# Stated exercise
Your task is to extract every entry that follows word for word while excluding the pictures.

# Data shown
◆ ◆ ◆ ◆ ◆ ◆ ◆
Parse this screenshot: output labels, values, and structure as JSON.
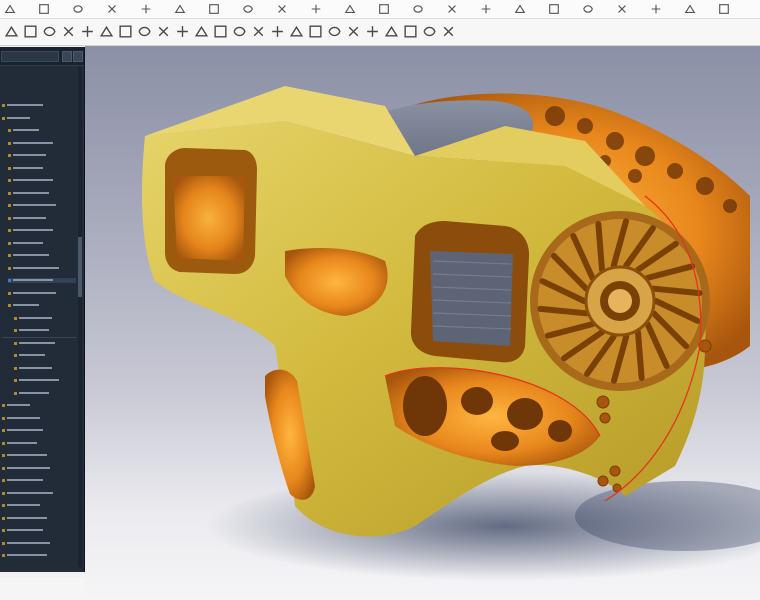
{
  "app": {
    "kind": "cad-generative-design-viewer",
    "accent_color": "#e6b024",
    "panel_color": "#222c38",
    "highlight_color": "#2f7fd6"
  },
  "toolbar_top": {
    "icons": [
      "cursor-icon",
      "pencil-icon",
      "line-icon",
      "arc-icon",
      "curve-icon",
      "spline-icon",
      "fillet-icon",
      "trim-icon",
      "extend-icon",
      "offset-icon",
      "mirror-icon",
      "pattern-icon",
      "dimension-icon",
      "constraint-icon",
      "measure-icon",
      "section-icon",
      "render-icon",
      "light-icon",
      "material-icon",
      "camera-icon",
      "settings-icon",
      "help-icon"
    ]
  },
  "toolbar_main": {
    "icons": [
      "new-sketch-icon",
      "extrude-icon",
      "revolve-icon",
      "sweep-icon",
      "loft-icon",
      "shell-icon",
      "hole-icon",
      "thread-icon",
      "split-icon",
      "combine-icon",
      "move-icon",
      "align-icon",
      "press-pull-icon",
      "generative-design-icon",
      "mesh-icon",
      "simulate-icon",
      "stress-icon",
      "thermal-icon",
      "optimize-icon",
      "lattice-icon",
      "export-icon",
      "view-cube-icon",
      "grid-icon",
      "display-settings-icon"
    ]
  },
  "side_panel": {
    "title": "",
    "search_placeholder": "",
    "tree_items": [
      {
        "indent": 0,
        "width": 0.55
      },
      {
        "indent": 0,
        "width": 0.35
      },
      {
        "indent": 1,
        "width": 0.4
      },
      {
        "indent": 1,
        "width": 0.6
      },
      {
        "indent": 1,
        "width": 0.5
      },
      {
        "indent": 1,
        "width": 0.45
      },
      {
        "indent": 1,
        "width": 0.6
      },
      {
        "indent": 1,
        "width": 0.55
      },
      {
        "indent": 1,
        "width": 0.65
      },
      {
        "indent": 1,
        "width": 0.5
      },
      {
        "indent": 1,
        "width": 0.6
      },
      {
        "indent": 1,
        "width": 0.45
      },
      {
        "indent": 1,
        "width": 0.55
      },
      {
        "indent": 1,
        "width": 0.7
      },
      {
        "indent": 1,
        "width": 0.6,
        "active": true
      },
      {
        "indent": 1,
        "width": 0.65
      },
      {
        "indent": 1,
        "width": 0.4
      },
      {
        "indent": 2,
        "width": 0.5
      },
      {
        "indent": 2,
        "width": 0.45
      },
      {
        "indent": 2,
        "width": 0.55
      },
      {
        "indent": 2,
        "width": 0.4
      },
      {
        "indent": 2,
        "width": 0.5
      },
      {
        "indent": 2,
        "width": 0.6
      },
      {
        "indent": 2,
        "width": 0.45
      },
      {
        "indent": 0,
        "width": 0.35
      },
      {
        "indent": 0,
        "width": 0.5
      },
      {
        "indent": 0,
        "width": 0.55
      },
      {
        "indent": 0,
        "width": 0.45
      },
      {
        "indent": 0,
        "width": 0.6
      },
      {
        "indent": 0,
        "width": 0.65
      },
      {
        "indent": 0,
        "width": 0.55
      },
      {
        "indent": 0,
        "width": 0.7
      },
      {
        "indent": 0,
        "width": 0.5
      },
      {
        "indent": 0,
        "width": 0.6
      },
      {
        "indent": 0,
        "width": 0.55
      },
      {
        "indent": 0,
        "width": 0.65
      },
      {
        "indent": 0,
        "width": 0.6
      }
    ]
  },
  "viewport": {
    "model": "generative-design-bracket",
    "body_color": "#d8c24a",
    "copper_color": "#e88d1c",
    "core_color": "#6e7586",
    "shadow_color": "#3d4966"
  }
}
◆ ◆ ◆ ◆ ◆ ◆ ◆
# The completed task
Parse this screenshot: output labels, values, and structure as JSON.
{
  "app": {
    "kind": "cad-generative-design-viewer",
    "accent_color": "#e6b024",
    "panel_color": "#222c38",
    "highlight_color": "#2f7fd6"
  },
  "toolbar_top": {
    "icons": [
      "cursor-icon",
      "pencil-icon",
      "line-icon",
      "arc-icon",
      "curve-icon",
      "spline-icon",
      "fillet-icon",
      "trim-icon",
      "extend-icon",
      "offset-icon",
      "mirror-icon",
      "pattern-icon",
      "dimension-icon",
      "constraint-icon",
      "measure-icon",
      "section-icon",
      "render-icon",
      "light-icon",
      "material-icon",
      "camera-icon",
      "settings-icon",
      "help-icon"
    ]
  },
  "toolbar_main": {
    "icons": [
      "new-sketch-icon",
      "extrude-icon",
      "revolve-icon",
      "sweep-icon",
      "loft-icon",
      "shell-icon",
      "hole-icon",
      "thread-icon",
      "split-icon",
      "combine-icon",
      "move-icon",
      "align-icon",
      "press-pull-icon",
      "generative-design-icon",
      "mesh-icon",
      "simulate-icon",
      "stress-icon",
      "thermal-icon",
      "optimize-icon",
      "lattice-icon",
      "export-icon",
      "view-cube-icon",
      "grid-icon",
      "display-settings-icon"
    ]
  },
  "side_panel": {
    "title": "",
    "search_placeholder": "",
    "tree_items": [
      {
        "indent": 0,
        "width": 0.55
      },
      {
        "indent": 0,
        "width": 0.35
      },
      {
        "indent": 1,
        "width": 0.4
      },
      {
        "indent": 1,
        "width": 0.6
      },
      {
        "indent": 1,
        "width": 0.5
      },
      {
        "indent": 1,
        "width": 0.45
      },
      {
        "indent": 1,
        "width": 0.6
      },
      {
        "indent": 1,
        "width": 0.55
      },
      {
        "indent": 1,
        "width": 0.65
      },
      {
        "indent": 1,
        "width": 0.5
      },
      {
        "indent": 1,
        "width": 0.6
      },
      {
        "indent": 1,
        "width": 0.45
      },
      {
        "indent": 1,
        "width": 0.55
      },
      {
        "indent": 1,
        "width": 0.7
      },
      {
        "indent": 1,
        "width": 0.6,
        "active": true
      },
      {
        "indent": 1,
        "width": 0.65
      },
      {
        "indent": 1,
        "width": 0.4
      },
      {
        "indent": 2,
        "width": 0.5
      },
      {
        "indent": 2,
        "width": 0.45
      },
      {
        "indent": 2,
        "width": 0.55
      },
      {
        "indent": 2,
        "width": 0.4
      },
      {
        "indent": 2,
        "width": 0.5
      },
      {
        "indent": 2,
        "width": 0.6
      },
      {
        "indent": 2,
        "width": 0.45
      },
      {
        "indent": 0,
        "width": 0.35
      },
      {
        "indent": 0,
        "width": 0.5
      },
      {
        "indent": 0,
        "width": 0.55
      },
      {
        "indent": 0,
        "width": 0.45
      },
      {
        "indent": 0,
        "width": 0.6
      },
      {
        "indent": 0,
        "width": 0.65
      },
      {
        "indent": 0,
        "width": 0.55
      },
      {
        "indent": 0,
        "width": 0.7
      },
      {
        "indent": 0,
        "width": 0.5
      },
      {
        "indent": 0,
        "width": 0.6
      },
      {
        "indent": 0,
        "width": 0.55
      },
      {
        "indent": 0,
        "width": 0.65
      },
      {
        "indent": 0,
        "width": 0.6
      }
    ]
  },
  "viewport": {
    "model": "generative-design-bracket",
    "body_color": "#d8c24a",
    "copper_color": "#e88d1c",
    "core_color": "#6e7586",
    "shadow_color": "#3d4966"
  }
}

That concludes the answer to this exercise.